>>>

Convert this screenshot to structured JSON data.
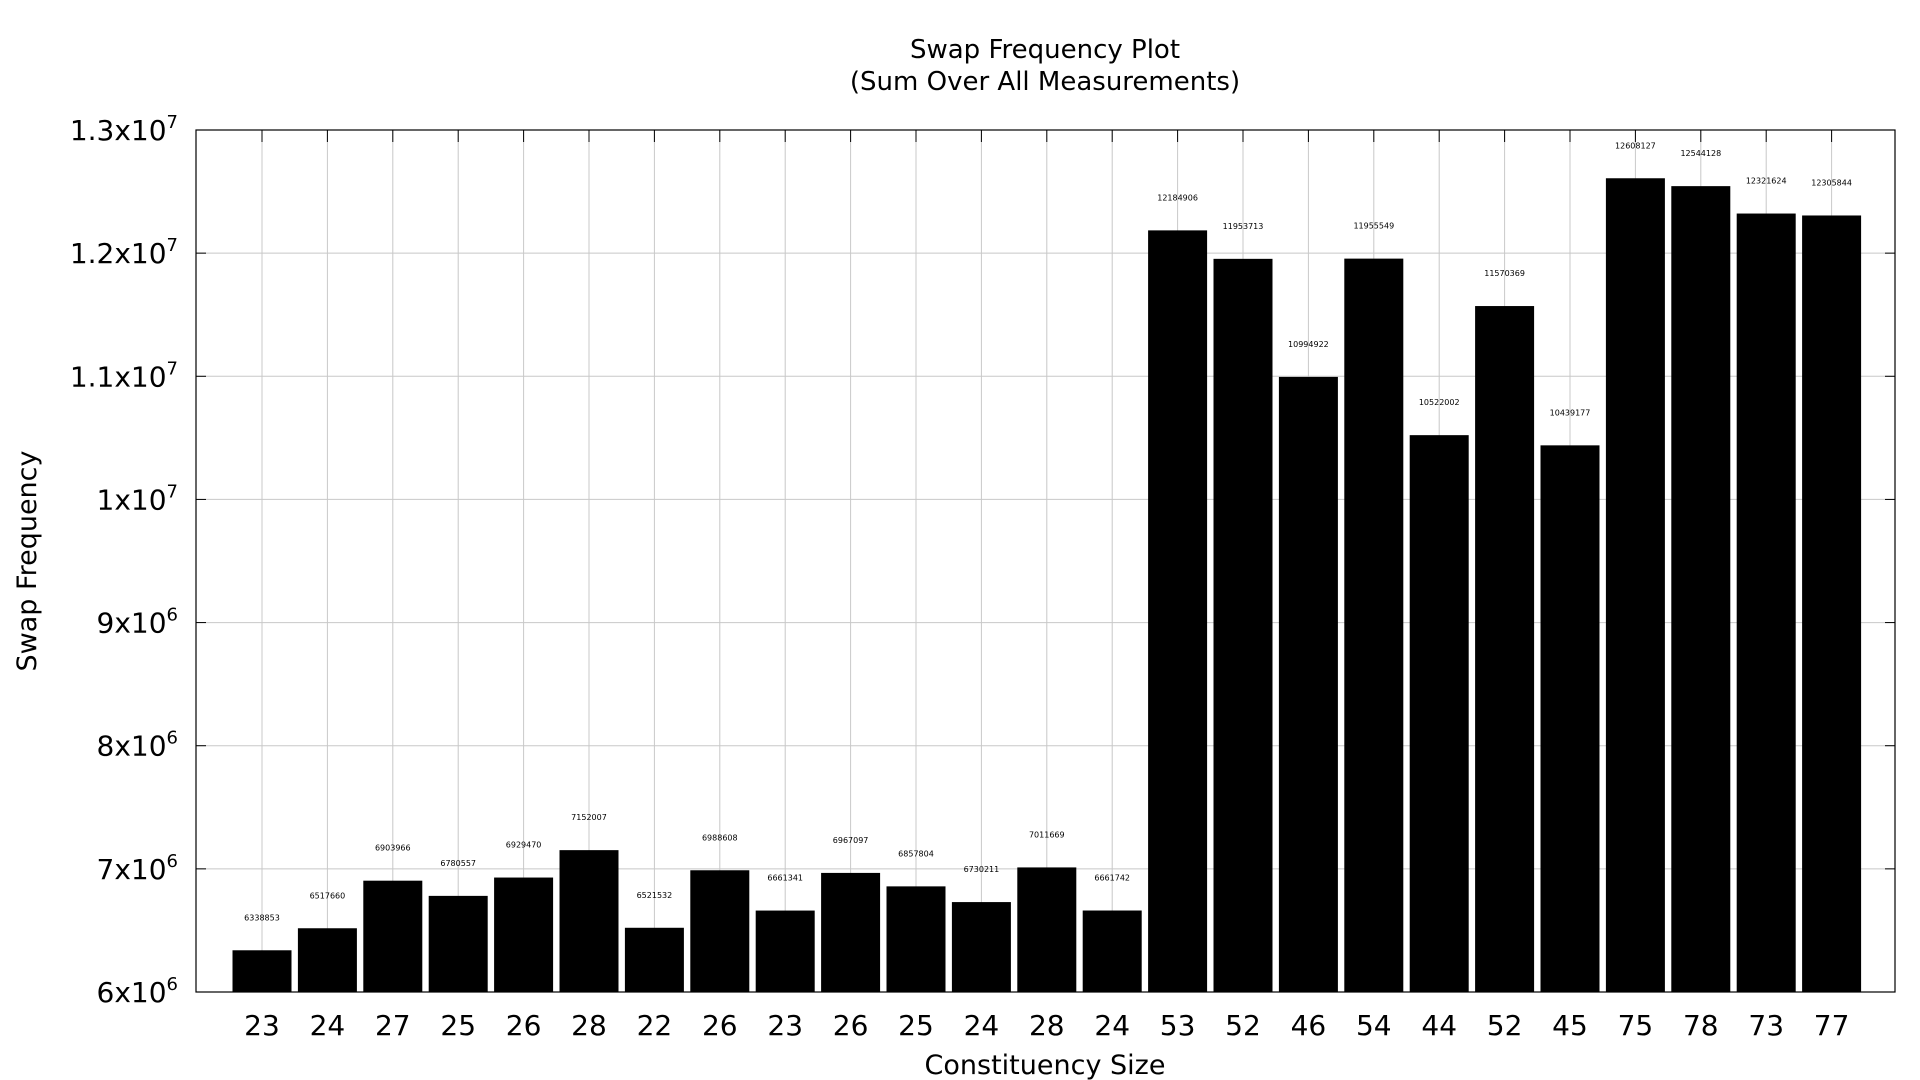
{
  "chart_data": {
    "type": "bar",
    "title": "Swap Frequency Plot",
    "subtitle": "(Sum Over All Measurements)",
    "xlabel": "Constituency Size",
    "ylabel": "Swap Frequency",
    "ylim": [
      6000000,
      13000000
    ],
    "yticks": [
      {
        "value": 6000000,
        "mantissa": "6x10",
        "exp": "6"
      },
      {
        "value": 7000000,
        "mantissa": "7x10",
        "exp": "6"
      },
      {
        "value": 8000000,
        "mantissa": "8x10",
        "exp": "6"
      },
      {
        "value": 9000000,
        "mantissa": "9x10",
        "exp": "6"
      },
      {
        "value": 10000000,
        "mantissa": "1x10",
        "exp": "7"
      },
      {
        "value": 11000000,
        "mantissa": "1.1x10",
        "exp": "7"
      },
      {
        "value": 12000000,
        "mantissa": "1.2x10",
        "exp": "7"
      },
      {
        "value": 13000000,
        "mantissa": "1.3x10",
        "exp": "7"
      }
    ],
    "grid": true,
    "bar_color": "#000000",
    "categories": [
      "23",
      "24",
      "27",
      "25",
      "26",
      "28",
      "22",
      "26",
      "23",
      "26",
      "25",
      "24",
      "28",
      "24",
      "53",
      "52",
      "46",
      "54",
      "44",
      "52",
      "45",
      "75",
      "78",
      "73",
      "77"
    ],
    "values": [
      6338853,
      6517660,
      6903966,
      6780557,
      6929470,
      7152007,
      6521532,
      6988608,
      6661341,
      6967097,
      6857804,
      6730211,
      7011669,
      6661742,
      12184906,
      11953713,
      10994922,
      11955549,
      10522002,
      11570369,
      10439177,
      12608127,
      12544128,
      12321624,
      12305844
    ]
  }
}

<<<

## Exercise directions
Collect every line from the records above that contains the word "Frequency".

## Answer
    "title": "Swap Frequency Plot",
    "ylabel": "Swap Frequency",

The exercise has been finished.